## START Data to process

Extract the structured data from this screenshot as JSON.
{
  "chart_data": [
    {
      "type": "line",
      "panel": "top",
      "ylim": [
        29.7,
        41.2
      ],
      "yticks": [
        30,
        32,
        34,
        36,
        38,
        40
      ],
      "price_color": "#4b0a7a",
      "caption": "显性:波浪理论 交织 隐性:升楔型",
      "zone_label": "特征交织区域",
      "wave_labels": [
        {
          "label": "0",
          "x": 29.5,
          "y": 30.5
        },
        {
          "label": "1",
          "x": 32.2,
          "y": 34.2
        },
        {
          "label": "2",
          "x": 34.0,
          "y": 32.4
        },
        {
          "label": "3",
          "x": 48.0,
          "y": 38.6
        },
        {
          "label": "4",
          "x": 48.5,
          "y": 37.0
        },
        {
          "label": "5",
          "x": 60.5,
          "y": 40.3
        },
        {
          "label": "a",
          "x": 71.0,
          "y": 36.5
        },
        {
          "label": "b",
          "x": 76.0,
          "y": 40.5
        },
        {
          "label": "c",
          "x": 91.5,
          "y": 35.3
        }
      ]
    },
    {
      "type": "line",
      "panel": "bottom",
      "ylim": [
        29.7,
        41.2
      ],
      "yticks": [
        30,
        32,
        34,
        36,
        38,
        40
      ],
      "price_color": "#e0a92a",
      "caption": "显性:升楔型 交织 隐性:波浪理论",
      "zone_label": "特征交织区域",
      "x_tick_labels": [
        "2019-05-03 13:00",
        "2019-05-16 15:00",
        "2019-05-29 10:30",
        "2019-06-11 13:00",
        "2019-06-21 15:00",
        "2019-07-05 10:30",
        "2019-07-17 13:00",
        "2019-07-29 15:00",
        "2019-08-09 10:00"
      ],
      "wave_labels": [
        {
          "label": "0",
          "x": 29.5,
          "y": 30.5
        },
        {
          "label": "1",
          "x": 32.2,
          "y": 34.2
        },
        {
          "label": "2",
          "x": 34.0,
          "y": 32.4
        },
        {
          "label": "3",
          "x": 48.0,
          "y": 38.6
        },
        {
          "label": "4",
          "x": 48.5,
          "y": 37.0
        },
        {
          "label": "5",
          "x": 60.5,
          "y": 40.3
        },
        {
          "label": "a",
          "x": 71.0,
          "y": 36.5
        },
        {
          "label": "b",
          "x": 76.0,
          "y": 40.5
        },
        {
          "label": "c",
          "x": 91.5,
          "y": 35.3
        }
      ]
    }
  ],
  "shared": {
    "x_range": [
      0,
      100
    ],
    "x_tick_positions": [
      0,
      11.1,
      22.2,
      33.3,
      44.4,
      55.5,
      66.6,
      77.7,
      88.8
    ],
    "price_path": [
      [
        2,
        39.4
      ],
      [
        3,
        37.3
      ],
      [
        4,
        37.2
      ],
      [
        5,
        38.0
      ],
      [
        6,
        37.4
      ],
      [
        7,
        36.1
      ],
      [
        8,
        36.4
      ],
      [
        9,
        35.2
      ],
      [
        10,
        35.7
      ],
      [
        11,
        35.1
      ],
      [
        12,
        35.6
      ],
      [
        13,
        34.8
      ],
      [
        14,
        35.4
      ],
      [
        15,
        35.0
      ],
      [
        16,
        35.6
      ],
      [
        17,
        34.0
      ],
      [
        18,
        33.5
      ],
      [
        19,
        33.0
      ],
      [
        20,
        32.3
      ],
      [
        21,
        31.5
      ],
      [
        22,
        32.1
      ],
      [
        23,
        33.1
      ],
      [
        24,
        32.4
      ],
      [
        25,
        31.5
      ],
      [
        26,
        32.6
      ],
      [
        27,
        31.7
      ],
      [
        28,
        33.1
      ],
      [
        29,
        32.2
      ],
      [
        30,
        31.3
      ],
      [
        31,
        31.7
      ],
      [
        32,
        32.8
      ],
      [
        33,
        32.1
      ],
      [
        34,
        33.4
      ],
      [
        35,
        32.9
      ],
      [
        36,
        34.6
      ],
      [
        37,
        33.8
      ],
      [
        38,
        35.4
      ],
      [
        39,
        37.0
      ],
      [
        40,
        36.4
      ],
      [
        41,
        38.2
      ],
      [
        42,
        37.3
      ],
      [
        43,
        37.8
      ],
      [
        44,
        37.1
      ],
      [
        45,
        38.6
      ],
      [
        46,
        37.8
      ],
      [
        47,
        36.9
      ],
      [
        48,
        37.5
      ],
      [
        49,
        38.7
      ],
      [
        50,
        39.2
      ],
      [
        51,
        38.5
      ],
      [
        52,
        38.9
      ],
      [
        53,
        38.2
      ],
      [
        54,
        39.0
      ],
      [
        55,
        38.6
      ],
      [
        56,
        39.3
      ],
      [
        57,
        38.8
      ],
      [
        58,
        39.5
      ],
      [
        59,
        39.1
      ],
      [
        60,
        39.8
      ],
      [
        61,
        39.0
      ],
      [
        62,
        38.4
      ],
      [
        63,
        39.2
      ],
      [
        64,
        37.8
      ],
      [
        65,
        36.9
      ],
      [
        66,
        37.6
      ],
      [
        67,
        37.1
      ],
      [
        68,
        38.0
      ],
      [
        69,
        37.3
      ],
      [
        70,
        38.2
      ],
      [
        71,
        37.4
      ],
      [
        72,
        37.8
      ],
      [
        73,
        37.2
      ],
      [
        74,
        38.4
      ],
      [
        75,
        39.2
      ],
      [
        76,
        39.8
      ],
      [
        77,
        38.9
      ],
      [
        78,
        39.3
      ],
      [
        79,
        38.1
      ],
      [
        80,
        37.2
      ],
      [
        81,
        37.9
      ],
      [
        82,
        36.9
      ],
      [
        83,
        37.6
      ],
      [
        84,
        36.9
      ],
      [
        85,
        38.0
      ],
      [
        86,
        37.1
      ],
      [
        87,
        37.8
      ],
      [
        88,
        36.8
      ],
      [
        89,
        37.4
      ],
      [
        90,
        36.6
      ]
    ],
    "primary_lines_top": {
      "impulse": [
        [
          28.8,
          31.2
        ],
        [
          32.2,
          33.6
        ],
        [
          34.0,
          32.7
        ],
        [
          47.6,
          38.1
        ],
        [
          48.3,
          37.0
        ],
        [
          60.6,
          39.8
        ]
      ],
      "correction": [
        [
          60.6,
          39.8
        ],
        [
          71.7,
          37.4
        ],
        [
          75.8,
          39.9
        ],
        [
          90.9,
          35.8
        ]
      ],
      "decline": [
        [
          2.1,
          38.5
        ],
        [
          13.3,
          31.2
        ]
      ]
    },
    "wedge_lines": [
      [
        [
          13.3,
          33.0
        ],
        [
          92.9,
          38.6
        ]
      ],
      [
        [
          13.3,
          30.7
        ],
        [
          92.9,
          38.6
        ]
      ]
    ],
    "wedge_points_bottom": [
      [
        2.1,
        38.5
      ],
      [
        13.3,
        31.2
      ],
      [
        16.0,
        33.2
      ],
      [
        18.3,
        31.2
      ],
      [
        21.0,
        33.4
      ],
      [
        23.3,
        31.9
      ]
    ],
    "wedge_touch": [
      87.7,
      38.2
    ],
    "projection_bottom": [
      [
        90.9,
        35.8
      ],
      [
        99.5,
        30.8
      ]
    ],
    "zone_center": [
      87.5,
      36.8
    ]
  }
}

## END Data to process
## START Data to process

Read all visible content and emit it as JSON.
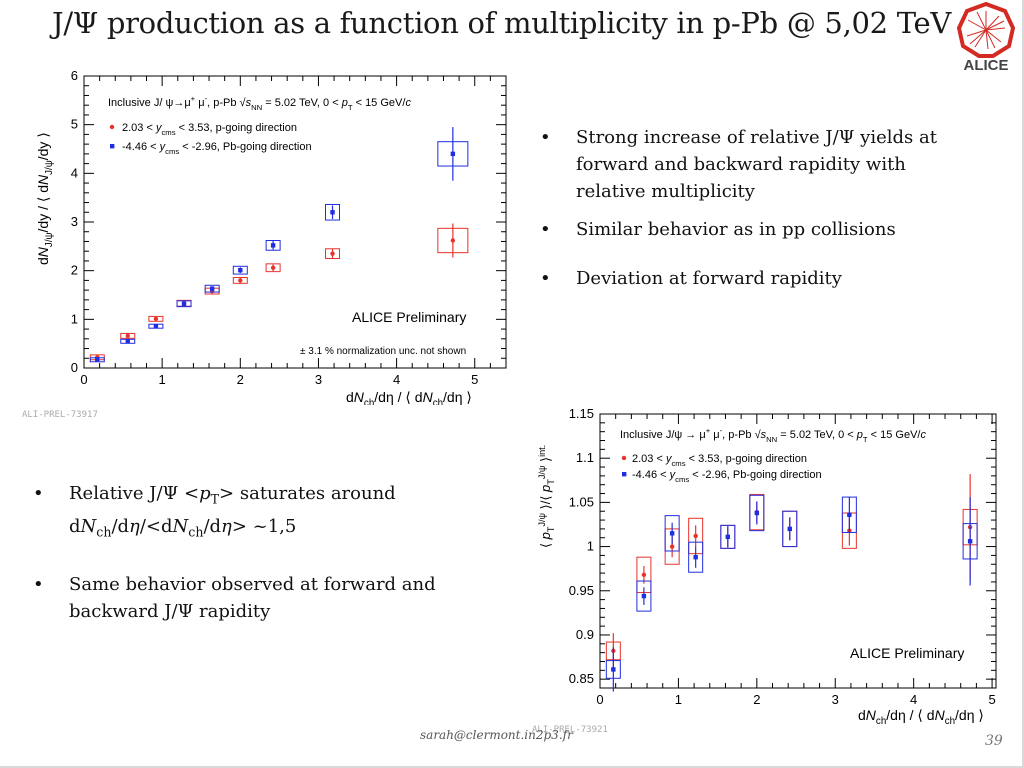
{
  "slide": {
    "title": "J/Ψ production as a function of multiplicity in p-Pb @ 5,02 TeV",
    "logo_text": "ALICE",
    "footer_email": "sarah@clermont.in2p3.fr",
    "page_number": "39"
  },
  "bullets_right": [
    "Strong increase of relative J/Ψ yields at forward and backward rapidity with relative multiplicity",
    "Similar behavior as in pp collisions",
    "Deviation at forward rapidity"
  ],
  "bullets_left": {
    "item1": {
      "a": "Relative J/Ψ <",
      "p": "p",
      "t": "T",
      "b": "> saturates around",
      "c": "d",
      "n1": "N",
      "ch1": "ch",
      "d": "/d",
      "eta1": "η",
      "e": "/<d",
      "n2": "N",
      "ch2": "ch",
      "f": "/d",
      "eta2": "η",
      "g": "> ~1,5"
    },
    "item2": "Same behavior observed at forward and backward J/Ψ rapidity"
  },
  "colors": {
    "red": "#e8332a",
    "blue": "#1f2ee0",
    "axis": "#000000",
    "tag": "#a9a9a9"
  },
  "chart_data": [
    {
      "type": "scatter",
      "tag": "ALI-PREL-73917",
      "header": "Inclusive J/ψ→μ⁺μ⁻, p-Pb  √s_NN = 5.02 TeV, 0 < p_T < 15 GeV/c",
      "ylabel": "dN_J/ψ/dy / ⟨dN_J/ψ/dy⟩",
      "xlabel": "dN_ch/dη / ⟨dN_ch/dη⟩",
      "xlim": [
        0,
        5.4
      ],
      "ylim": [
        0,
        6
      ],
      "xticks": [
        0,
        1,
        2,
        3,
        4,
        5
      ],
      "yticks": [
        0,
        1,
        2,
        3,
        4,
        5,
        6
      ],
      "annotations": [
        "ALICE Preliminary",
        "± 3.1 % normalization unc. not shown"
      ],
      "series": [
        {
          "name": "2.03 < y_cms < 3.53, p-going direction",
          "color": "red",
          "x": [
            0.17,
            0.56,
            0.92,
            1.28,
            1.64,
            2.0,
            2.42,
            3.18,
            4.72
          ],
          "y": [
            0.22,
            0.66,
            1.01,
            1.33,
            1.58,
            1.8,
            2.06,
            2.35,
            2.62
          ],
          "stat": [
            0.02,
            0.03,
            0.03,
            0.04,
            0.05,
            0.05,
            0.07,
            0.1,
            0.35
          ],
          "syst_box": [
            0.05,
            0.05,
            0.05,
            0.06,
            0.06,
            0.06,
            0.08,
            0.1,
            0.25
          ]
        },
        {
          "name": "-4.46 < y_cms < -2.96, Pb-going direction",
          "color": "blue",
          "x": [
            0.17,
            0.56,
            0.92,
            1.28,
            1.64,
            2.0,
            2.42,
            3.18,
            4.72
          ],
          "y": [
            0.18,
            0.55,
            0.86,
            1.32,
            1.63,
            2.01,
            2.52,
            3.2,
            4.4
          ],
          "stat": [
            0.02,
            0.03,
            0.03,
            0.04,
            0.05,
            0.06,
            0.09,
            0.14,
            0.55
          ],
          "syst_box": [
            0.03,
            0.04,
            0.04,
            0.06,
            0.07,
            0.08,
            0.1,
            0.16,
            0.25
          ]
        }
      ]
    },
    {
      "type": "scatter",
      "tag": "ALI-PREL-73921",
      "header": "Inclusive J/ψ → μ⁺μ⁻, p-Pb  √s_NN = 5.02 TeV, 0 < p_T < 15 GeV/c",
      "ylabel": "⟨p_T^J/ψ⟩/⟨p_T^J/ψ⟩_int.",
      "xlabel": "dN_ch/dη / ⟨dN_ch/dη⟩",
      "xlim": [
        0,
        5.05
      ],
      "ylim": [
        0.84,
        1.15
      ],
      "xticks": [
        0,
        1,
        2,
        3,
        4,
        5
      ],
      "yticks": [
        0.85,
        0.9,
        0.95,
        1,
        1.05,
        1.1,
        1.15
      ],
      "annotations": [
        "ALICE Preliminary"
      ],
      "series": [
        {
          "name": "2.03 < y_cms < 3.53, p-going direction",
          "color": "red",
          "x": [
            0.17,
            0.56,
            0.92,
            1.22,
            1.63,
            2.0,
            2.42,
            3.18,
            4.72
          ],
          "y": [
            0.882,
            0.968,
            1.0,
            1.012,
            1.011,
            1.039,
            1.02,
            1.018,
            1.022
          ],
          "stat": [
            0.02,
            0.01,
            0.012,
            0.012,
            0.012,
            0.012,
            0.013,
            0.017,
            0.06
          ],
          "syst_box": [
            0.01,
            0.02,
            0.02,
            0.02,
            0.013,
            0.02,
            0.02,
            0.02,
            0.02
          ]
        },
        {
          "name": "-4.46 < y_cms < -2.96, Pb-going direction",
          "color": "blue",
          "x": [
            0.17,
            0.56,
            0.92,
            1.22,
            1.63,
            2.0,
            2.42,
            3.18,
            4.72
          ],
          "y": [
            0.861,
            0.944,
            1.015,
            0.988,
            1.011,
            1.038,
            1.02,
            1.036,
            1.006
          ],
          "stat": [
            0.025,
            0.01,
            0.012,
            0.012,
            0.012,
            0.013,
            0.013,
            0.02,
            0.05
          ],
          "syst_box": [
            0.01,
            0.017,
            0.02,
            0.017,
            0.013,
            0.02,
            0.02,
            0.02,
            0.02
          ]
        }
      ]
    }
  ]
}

## END Data to process

Job
Copy every line of the listing that contains the word "header".

Result of the task
      "header": "Inclusive J/ψ→μ⁺μ⁻, p-Pb  √s_NN = 5.02 TeV, 0 < p_T < 15 GeV/c",
      "header": "Inclusive J/ψ → μ⁺μ⁻, p-Pb  √s_NN = 5.02 TeV, 0 < p_T < 15 GeV/c",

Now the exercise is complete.